** Set exercise **
Check each line of the entries below for the string "object"; copy every line where it appears.

** Figure dataset records **
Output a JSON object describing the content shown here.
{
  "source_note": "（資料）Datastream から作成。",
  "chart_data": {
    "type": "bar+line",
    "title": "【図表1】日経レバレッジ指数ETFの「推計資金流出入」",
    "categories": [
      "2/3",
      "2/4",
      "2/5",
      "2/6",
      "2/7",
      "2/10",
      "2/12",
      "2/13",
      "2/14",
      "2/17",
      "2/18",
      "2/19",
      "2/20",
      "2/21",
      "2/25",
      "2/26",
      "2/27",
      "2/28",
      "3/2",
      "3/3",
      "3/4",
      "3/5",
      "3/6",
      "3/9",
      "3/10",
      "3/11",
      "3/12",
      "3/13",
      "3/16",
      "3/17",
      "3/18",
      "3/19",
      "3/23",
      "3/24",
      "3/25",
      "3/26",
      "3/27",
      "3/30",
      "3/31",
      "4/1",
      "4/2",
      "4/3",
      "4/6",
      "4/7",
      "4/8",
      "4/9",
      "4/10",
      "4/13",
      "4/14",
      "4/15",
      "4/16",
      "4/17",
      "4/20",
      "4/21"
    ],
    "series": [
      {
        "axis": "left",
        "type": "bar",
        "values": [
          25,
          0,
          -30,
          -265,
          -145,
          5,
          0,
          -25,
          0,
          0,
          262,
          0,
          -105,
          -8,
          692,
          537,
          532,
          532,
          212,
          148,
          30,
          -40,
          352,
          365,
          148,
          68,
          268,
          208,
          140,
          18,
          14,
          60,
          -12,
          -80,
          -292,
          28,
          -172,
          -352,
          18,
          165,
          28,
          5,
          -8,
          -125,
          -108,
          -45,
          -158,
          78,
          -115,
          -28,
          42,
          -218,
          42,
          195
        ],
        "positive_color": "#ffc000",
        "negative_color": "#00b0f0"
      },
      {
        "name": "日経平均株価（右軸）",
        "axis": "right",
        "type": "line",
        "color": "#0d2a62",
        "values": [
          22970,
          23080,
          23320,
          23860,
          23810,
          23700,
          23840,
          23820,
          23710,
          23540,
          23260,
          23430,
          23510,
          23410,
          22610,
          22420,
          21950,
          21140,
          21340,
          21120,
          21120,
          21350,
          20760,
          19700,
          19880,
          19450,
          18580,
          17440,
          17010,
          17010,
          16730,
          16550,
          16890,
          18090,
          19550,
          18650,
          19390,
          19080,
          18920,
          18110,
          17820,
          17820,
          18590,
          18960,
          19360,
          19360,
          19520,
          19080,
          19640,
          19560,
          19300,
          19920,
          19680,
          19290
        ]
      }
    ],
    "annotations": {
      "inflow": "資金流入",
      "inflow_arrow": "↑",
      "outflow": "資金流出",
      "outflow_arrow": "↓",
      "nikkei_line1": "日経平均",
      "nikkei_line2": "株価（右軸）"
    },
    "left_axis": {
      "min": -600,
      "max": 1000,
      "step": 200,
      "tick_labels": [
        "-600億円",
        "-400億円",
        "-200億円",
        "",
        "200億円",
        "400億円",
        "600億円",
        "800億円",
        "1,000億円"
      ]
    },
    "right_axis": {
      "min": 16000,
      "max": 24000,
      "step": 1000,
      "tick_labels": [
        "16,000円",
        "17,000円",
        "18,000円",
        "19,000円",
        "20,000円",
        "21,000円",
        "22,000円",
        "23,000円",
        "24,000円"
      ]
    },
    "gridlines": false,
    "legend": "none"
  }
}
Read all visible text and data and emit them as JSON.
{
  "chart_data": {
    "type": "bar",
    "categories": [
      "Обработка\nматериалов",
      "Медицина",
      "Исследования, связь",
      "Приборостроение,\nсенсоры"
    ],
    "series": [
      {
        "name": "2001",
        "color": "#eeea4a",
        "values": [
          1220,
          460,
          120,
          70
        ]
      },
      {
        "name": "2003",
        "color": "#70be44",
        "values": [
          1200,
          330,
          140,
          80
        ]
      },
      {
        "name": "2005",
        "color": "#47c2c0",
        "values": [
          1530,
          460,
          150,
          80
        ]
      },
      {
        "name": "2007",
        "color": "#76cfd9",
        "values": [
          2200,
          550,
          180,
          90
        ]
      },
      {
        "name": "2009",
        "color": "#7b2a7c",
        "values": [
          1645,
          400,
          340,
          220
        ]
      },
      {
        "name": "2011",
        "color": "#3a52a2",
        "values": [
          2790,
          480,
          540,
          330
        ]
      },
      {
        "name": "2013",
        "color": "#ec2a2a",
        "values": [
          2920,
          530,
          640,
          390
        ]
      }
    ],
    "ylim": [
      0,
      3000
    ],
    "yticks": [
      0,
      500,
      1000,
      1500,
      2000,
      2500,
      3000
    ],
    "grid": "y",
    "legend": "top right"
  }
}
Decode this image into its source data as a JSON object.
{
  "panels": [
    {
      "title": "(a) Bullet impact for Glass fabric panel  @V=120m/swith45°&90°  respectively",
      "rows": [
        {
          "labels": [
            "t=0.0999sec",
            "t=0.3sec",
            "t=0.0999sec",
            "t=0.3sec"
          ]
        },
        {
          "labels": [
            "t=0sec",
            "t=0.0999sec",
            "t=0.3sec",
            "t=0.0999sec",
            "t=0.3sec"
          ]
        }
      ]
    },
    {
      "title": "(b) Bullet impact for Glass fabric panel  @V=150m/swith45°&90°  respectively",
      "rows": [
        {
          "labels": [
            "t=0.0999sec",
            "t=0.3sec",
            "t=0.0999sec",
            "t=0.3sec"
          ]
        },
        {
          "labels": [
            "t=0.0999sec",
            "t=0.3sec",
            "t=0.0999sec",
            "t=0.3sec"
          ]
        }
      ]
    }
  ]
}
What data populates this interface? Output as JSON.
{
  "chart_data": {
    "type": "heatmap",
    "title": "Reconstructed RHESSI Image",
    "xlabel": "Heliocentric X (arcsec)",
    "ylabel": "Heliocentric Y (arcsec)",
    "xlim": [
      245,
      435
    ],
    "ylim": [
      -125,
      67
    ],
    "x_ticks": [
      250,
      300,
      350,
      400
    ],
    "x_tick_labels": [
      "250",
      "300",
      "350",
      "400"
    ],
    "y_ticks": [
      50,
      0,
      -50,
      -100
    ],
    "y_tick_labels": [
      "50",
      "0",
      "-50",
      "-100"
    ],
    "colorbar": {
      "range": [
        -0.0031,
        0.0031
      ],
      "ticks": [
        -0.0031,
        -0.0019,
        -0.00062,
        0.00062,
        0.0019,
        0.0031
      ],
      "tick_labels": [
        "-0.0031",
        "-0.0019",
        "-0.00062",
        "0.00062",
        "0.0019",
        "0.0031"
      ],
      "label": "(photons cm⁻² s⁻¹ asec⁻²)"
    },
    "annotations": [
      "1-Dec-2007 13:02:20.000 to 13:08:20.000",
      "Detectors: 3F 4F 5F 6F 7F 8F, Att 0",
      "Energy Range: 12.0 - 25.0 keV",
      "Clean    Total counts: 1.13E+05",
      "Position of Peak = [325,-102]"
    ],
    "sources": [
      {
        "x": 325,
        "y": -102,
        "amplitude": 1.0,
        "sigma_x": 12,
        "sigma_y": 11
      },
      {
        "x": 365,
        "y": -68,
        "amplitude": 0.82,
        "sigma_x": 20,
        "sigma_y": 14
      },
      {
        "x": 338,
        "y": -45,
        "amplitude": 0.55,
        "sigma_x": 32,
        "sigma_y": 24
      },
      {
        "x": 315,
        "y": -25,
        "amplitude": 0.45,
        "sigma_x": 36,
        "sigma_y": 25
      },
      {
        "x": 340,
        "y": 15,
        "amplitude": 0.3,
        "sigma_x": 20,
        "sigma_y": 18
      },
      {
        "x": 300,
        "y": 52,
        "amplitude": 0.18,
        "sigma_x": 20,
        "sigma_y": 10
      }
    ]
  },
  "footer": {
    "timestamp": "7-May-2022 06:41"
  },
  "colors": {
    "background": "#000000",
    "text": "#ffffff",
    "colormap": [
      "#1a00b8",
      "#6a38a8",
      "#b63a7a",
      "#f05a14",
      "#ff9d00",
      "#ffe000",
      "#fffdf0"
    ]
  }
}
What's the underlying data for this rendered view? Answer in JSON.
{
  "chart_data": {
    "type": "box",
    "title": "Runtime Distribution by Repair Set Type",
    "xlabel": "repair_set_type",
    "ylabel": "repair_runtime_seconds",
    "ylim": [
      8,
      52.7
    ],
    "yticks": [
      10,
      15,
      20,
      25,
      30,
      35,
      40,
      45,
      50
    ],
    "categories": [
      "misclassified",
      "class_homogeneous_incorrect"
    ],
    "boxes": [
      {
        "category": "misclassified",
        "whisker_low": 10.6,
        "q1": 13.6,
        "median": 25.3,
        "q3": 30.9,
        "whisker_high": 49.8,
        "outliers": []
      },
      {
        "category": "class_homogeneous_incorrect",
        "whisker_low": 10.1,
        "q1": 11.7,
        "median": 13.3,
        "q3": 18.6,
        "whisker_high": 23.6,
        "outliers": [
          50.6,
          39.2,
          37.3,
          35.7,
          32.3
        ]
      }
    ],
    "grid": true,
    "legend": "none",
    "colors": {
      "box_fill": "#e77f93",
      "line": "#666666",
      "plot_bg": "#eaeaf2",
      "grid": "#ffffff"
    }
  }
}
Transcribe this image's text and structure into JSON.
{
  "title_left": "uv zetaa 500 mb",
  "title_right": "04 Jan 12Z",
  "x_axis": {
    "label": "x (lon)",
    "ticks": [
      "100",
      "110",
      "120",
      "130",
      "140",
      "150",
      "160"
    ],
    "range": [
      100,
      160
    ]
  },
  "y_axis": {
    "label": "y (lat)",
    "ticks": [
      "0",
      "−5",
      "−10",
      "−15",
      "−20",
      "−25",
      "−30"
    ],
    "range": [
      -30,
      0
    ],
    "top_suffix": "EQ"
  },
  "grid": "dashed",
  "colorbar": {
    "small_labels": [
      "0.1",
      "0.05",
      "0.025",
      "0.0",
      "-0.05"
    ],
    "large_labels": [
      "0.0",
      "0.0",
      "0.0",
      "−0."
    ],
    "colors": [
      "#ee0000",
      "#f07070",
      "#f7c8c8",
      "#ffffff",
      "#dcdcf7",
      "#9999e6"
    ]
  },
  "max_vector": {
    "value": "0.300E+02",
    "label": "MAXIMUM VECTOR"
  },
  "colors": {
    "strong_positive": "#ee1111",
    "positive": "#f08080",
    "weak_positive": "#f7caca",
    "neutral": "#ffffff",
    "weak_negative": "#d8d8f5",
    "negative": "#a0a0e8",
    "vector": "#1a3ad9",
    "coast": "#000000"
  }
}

** Result of the exercise **
Output a JSON object describing the content shown here.
Decode this image into its source data as a JSON object.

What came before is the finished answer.